- **SOURCE MATERIAL**:
>>>>
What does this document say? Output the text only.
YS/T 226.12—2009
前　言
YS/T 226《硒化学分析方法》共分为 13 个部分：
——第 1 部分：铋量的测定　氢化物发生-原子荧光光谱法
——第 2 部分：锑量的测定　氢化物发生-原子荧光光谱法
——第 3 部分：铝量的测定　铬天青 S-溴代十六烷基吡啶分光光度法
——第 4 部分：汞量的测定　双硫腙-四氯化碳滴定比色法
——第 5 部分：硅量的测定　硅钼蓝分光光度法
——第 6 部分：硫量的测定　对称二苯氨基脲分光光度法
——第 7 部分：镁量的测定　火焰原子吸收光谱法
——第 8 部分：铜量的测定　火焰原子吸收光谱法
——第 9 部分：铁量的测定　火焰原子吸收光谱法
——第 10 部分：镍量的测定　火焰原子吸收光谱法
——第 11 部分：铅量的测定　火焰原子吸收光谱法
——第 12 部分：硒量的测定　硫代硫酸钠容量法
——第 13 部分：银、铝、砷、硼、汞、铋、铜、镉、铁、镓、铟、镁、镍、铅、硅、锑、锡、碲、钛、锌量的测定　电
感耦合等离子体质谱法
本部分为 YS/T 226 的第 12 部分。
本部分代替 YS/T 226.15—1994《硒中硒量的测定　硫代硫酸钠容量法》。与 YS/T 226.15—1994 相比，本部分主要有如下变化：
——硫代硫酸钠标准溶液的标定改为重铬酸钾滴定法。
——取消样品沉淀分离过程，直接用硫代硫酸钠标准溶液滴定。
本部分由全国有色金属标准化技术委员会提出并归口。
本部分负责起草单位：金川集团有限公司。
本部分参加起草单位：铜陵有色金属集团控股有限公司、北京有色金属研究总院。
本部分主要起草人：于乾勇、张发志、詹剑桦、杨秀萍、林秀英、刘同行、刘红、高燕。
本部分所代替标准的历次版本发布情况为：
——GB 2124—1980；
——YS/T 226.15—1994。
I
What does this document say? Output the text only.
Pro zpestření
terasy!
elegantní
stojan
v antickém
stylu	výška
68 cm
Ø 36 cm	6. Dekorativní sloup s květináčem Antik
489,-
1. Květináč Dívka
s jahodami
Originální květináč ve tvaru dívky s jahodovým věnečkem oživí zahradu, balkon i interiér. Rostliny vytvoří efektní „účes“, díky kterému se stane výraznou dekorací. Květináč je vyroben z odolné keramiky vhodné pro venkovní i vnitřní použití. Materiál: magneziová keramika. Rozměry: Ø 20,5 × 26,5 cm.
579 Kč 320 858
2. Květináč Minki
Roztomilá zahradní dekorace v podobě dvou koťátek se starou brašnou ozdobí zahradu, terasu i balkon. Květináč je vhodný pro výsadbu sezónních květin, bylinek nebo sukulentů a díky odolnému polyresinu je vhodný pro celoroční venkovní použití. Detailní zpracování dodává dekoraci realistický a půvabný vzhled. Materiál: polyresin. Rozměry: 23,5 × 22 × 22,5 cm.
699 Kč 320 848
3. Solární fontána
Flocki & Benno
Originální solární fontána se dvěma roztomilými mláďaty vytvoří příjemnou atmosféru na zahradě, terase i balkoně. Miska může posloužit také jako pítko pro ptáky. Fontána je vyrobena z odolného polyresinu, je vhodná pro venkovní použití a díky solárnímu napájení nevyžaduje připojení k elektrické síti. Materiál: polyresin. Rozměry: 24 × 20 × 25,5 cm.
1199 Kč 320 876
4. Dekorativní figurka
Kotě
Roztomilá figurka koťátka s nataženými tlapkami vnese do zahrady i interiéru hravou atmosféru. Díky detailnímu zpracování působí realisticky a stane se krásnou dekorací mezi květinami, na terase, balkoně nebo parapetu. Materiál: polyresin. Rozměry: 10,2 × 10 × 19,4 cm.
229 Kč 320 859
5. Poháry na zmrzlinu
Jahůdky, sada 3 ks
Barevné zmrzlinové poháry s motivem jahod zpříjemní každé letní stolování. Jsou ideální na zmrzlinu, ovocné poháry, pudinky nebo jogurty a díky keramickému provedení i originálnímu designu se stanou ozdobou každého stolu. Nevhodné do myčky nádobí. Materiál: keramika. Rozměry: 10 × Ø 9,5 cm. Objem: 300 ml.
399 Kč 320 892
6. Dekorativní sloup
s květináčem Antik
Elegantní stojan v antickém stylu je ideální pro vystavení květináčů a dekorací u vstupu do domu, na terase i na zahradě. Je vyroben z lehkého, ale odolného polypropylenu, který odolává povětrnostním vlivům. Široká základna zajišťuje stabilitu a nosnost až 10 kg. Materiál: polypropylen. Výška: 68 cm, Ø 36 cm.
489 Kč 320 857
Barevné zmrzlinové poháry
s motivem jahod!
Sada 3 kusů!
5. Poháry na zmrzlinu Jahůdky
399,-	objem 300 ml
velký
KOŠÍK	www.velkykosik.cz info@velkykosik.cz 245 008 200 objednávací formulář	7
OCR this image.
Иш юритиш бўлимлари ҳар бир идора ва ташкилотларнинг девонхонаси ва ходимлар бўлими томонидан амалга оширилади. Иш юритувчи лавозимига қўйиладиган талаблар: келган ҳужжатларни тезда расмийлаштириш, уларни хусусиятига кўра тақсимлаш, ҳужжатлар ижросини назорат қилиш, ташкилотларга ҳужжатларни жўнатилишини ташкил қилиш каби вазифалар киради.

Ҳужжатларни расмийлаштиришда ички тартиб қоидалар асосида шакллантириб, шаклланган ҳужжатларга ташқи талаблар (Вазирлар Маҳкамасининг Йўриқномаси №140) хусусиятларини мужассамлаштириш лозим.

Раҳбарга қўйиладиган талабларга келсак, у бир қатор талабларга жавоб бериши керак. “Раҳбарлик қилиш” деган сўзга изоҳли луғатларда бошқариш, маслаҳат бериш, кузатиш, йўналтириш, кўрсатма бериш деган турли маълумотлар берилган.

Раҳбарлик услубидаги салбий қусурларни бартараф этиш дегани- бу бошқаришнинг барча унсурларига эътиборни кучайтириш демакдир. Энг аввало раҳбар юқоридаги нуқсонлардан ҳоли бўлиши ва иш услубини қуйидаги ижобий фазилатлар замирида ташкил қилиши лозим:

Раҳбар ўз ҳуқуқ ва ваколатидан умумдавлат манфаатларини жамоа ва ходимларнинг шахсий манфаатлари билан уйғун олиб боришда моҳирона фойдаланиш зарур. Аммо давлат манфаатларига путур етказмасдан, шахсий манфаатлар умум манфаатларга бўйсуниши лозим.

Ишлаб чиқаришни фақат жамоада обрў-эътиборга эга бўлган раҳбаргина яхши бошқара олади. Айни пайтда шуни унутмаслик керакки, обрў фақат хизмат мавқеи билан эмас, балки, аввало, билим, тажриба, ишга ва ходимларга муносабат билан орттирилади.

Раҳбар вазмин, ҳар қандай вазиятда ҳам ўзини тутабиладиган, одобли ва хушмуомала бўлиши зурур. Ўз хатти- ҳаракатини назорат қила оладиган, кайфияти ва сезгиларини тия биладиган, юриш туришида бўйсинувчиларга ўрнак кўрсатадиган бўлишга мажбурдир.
<<<<
- **WRITTEN INSTRUCTION**: Reproduce every line of the material above exactly.

- **TASK OUTPUT**:
What does this document say? Output the text only.
YS/T 226.12—2009
前　言
YS/T 226《硒化学分析方法》共分为 13 个部分：
——第 1 部分：铋量的测定　氢化物发生-原子荧光光谱法
——第 2 部分：锑量的测定　氢化物发生-原子荧光光谱法
——第 3 部分：铝量的测定　铬天青 S-溴代十六烷基吡啶分光光度法
——第 4 部分：汞量的测定　双硫腙-四氯化碳滴定比色法
——第 5 部分：硅量的测定　硅钼蓝分光光度法
——第 6 部分：硫量的测定　对称二苯氨基脲分光光度法
——第 7 部分：镁量的测定　火焰原子吸收光谱法
——第 8 部分：铜量的测定　火焰原子吸收光谱法
——第 9 部分：铁量的测定　火焰原子吸收光谱法
——第 10 部分：镍量的测定　火焰原子吸收光谱法
——第 11 部分：铅量的测定　火焰原子吸收光谱法
——第 12 部分：硒量的测定　硫代硫酸钠容量法
——第 13 部分：银、铝、砷、硼、汞、铋、铜、镉、铁、镓、铟、镁、镍、铅、硅、锑、锡、碲、钛、锌量的测定　电
感耦合等离子体质谱法
本部分为 YS/T 226 的第 12 部分。
本部分代替 YS/T 226.15—1994《硒中硒量的测定　硫代硫酸钠容量法》。与 YS/T 226.15—1994 相比，本部分主要有如下变化：
——硫代硫酸钠标准溶液的标定改为重铬酸钾滴定法。
——取消样品沉淀分离过程，直接用硫代硫酸钠标准溶液滴定。
本部分由全国有色金属标准化技术委员会提出并归口。
本部分负责起草单位：金川集团有限公司。
本部分参加起草单位：铜陵有色金属集团控股有限公司、北京有色金属研究总院。
本部分主要起草人：于乾勇、张发志、詹剑桦、杨秀萍、林秀英、刘同行、刘红、高燕。
本部分所代替标准的历次版本发布情况为：
——GB 2124—1980；
——YS/T 226.15—1994。
I
What does this document say? Output the text only.
Pro zpestření
terasy!
elegantní
stojan
v antickém
stylu	výška
68 cm
Ø 36 cm	6. Dekorativní sloup s květináčem Antik
489,-
1. Květináč Dívka
s jahodami
Originální květináč ve tvaru dívky s jahodovým věnečkem oživí zahradu, balkon i interiér. Rostliny vytvoří efektní „účes“, díky kterému se stane výraznou dekorací. Květináč je vyroben z odolné keramiky vhodné pro venkovní i vnitřní použití. Materiál: magneziová keramika. Rozměry: Ø 20,5 × 26,5 cm.
579 Kč 320 858
2. Květináč Minki
Roztomilá zahradní dekorace v podobě dvou koťátek se starou brašnou ozdobí zahradu, terasu i balkon. Květináč je vhodný pro výsadbu sezónních květin, bylinek nebo sukulentů a díky odolnému polyresinu je vhodný pro celoroční venkovní použití. Detailní zpracování dodává dekoraci realistický a půvabný vzhled. Materiál: polyresin. Rozměry: 23,5 × 22 × 22,5 cm.
699 Kč 320 848
3. Solární fontána
Flocki & Benno
Originální solární fontána se dvěma roztomilými mláďaty vytvoří příjemnou atmosféru na zahradě, terase i balkoně. Miska může posloužit také jako pítko pro ptáky. Fontána je vyrobena z odolného polyresinu, je vhodná pro venkovní použití a díky solárnímu napájení nevyžaduje připojení k elektrické síti. Materiál: polyresin. Rozměry: 24 × 20 × 25,5 cm.
1199 Kč 320 876
4. Dekorativní figurka
Kotě
Roztomilá figurka koťátka s nataženými tlapkami vnese do zahrady i interiéru hravou atmosféru. Díky detailnímu zpracování působí realisticky a stane se krásnou dekorací mezi květinami, na terase, balkoně nebo parapetu. Materiál: polyresin. Rozměry: 10,2 × 10 × 19,4 cm.
229 Kč 320 859
5. Poháry na zmrzlinu
Jahůdky, sada 3 ks
Barevné zmrzlinové poháry s motivem jahod zpříjemní každé letní stolování. Jsou ideální na zmrzlinu, ovocné poháry, pudinky nebo jogurty a díky keramickému provedení i originálnímu designu se stanou ozdobou každého stolu. Nevhodné do myčky nádobí. Materiál: keramika. Rozměry: 10 × Ø 9,5 cm. Objem: 300 ml.
399 Kč 320 892
6. Dekorativní sloup
s květináčem Antik
Elegantní stojan v antickém stylu je ideální pro vystavení květináčů a dekorací u vstupu do domu, na terase i na zahradě. Je vyroben z lehkého, ale odolného polypropylenu, který odolává povětrnostním vlivům. Široká základna zajišťuje stabilitu a nosnost až 10 kg. Materiál: polypropylen. Výška: 68 cm, Ø 36 cm.
489 Kč 320 857
Barevné zmrzlinové poháry
s motivem jahod!
Sada 3 kusů!
5. Poháry na zmrzlinu Jahůdky
399,-	objem 300 ml
velký
KOŠÍK	www.velkykosik.cz info@velkykosik.cz 245 008 200 objednávací formulář	7
OCR this image.
Иш юритиш бўлимлари ҳар бир идора ва ташкилотларнинг девонхонаси ва ходимлар бўлими томонидан амалга оширилади. Иш юритувчи лавозимига қўйиладиган талаблар: келган ҳужжатларни тезда расмийлаштириш, уларни хусусиятига кўра тақсимлаш, ҳужжатлар ижросини назорат қилиш, ташкилотларга ҳужжатларни жўнатилишини ташкил қилиш каби вазифалар киради.

Ҳужжатларни расмийлаштиришда ички тартиб қоидалар асосида шакллантириб, шаклланган ҳужжатларга ташқи талаблар (Вазирлар Маҳкамасининг Йўриқномаси №140) хусусиятларини мужассамлаштириш лозим.

Раҳбарга қўйиладиган талабларга келсак, у бир қатор талабларга жавоб бериши керак. “Раҳбарлик қилиш” деган сўзга изоҳли луғатларда бошқариш, маслаҳат бериш, кузатиш, йўналтириш, кўрсатма бериш деган турли маълумотлар берилган.

Раҳбарлик услубидаги салбий қусурларни бартараф этиш дегани- бу бошқаришнинг барча унсурларига эътиборни кучайтириш демакдир. Энг аввало раҳбар юқоридаги нуқсонлардан ҳоли бўлиши ва иш услубини қуйидаги ижобий фазилатлар замирида ташкил қилиши лозим:

Раҳбар ўз ҳуқуқ ва ваколатидан умумдавлат манфаатларини жамоа ва ходимларнинг шахсий манфаатлари билан уйғун олиб боришда моҳирона фойдаланиш зарур. Аммо давлат манфаатларига путур етказмасдан, шахсий манфаатлар умум манфаатларга бўйсуниши лозим.

Ишлаб чиқаришни фақат жамоада обрў-эътиборга эга бўлган раҳбаргина яхши бошқара олади. Айни пайтда шуни унутмаслик керакки, обрў фақат хизмат мавқеи билан эмас, балки, аввало, билим, тажриба, ишга ва ходимларга муносабат билан орттирилади.

Раҳбар вазмин, ҳар қандай вазиятда ҳам ўзини тутабиладиган, одобли ва хушмуомала бўлиши зурур. Ўз хатти- ҳаракатини назорат қила оладиган, кайфияти ва сезгиларини тия биладиган, юриш туришида бўйсинувчиларга ўрнак кўрсатадиган бўлишга мажбурдир.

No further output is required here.